*INSTRUCTIONS FOR THE TASK*. Tally the lines that contain the string "Unique" and state that total without comment.

*GIVEN RECORDS*.
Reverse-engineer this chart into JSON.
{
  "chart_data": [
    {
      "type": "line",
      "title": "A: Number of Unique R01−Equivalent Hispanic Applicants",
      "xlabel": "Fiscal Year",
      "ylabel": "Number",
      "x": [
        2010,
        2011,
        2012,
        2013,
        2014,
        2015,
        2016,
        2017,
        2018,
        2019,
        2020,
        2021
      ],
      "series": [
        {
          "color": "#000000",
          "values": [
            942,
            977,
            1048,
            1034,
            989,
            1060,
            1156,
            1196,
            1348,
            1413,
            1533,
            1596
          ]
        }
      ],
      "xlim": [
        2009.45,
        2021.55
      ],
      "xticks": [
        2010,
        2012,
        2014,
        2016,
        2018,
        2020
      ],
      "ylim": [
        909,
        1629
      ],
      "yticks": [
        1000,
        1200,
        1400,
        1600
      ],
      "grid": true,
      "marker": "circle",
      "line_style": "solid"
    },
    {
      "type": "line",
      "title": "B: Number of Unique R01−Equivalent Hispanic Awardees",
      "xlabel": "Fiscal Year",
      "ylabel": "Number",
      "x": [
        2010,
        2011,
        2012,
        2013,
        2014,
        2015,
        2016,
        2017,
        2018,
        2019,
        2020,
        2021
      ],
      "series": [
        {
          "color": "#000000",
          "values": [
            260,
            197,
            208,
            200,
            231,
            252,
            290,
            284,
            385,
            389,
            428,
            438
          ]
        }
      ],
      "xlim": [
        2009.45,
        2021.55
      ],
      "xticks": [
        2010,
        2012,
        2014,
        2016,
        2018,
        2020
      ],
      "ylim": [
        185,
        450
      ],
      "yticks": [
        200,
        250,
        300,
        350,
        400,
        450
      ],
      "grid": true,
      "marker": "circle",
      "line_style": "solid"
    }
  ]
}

*EXERCISE OUTPUT*. 2